**JOB**: Every record here needs to be written out again exactly.

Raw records
· · · ·
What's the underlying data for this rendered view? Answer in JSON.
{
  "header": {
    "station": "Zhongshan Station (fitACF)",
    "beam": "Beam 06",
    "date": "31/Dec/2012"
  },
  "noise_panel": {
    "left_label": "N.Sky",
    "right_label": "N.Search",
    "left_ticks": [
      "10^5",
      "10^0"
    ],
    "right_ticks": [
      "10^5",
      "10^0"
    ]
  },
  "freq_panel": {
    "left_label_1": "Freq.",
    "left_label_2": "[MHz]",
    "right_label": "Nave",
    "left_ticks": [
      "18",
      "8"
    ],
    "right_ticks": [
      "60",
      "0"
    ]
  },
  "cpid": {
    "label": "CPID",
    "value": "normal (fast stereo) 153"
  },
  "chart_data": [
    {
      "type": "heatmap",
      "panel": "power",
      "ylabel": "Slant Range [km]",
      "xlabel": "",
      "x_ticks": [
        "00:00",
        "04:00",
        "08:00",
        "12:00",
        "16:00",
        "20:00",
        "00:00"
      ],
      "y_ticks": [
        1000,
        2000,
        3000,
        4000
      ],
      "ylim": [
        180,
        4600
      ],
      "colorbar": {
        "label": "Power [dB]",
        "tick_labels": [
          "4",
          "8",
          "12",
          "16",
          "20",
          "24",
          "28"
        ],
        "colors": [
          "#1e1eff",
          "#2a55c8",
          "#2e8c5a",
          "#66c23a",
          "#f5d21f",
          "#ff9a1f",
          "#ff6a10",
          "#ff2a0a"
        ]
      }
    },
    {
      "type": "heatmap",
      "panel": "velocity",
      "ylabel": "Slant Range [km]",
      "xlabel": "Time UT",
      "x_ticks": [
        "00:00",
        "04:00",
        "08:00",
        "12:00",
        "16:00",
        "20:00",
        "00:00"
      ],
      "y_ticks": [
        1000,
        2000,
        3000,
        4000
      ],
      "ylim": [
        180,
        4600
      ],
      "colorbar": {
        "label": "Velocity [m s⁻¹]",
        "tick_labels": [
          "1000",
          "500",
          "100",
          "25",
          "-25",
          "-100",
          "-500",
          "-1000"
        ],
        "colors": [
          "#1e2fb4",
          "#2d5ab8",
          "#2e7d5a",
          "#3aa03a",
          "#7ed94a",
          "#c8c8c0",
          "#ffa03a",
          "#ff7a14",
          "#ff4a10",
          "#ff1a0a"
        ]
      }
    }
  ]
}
· · · ·
**WRITTEN ANSWER**:
What's the underlying data for this rendered view? Answer in JSON.
{
  "header": {
    "station": "Zhongshan Station (fitACF)",
    "beam": "Beam 06",
    "date": "31/Dec/2012"
  },
  "noise_panel": {
    "left_label": "N.Sky",
    "right_label": "N.Search",
    "left_ticks": [
      "10^5",
      "10^0"
    ],
    "right_ticks": [
      "10^5",
      "10^0"
    ]
  },
  "freq_panel": {
    "left_label_1": "Freq.",
    "left_label_2": "[MHz]",
    "right_label": "Nave",
    "left_ticks": [
      "18",
      "8"
    ],
    "right_ticks": [
      "60",
      "0"
    ]
  },
  "cpid": {
    "label": "CPID",
    "value": "normal (fast stereo) 153"
  },
  "chart_data": [
    {
      "type": "heatmap",
      "panel": "power",
      "ylabel": "Slant Range [km]",
      "xlabel": "",
      "x_ticks": [
        "00:00",
        "04:00",
        "08:00",
        "12:00",
        "16:00",
        "20:00",
        "00:00"
      ],
      "y_ticks": [
        1000,
        2000,
        3000,
        4000
      ],
      "ylim": [
        180,
        4600
      ],
      "colorbar": {
        "label": "Power [dB]",
        "tick_labels": [
          "4",
          "8",
          "12",
          "16",
          "20",
          "24",
          "28"
        ],
        "colors": [
          "#1e1eff",
          "#2a55c8",
          "#2e8c5a",
          "#66c23a",
          "#f5d21f",
          "#ff9a1f",
          "#ff6a10",
          "#ff2a0a"
        ]
      }
    },
    {
      "type": "heatmap",
      "panel": "velocity",
      "ylabel": "Slant Range [km]",
      "xlabel": "Time UT",
      "x_ticks": [
        "00:00",
        "04:00",
        "08:00",
        "12:00",
        "16:00",
        "20:00",
        "00:00"
      ],
      "y_ticks": [
        1000,
        2000,
        3000,
        4000
      ],
      "ylim": [
        180,
        4600
      ],
      "colorbar": {
        "label": "Velocity [m s⁻¹]",
        "tick_labels": [
          "1000",
          "500",
          "100",
          "25",
          "-25",
          "-100",
          "-500",
          "-1000"
        ],
        "colors": [
          "#1e2fb4",
          "#2d5ab8",
          "#2e7d5a",
          "#3aa03a",
          "#7ed94a",
          "#c8c8c0",
          "#ffa03a",
          "#ff7a14",
          "#ff4a10",
          "#ff1a0a"
        ]
      }
    }
  ]
}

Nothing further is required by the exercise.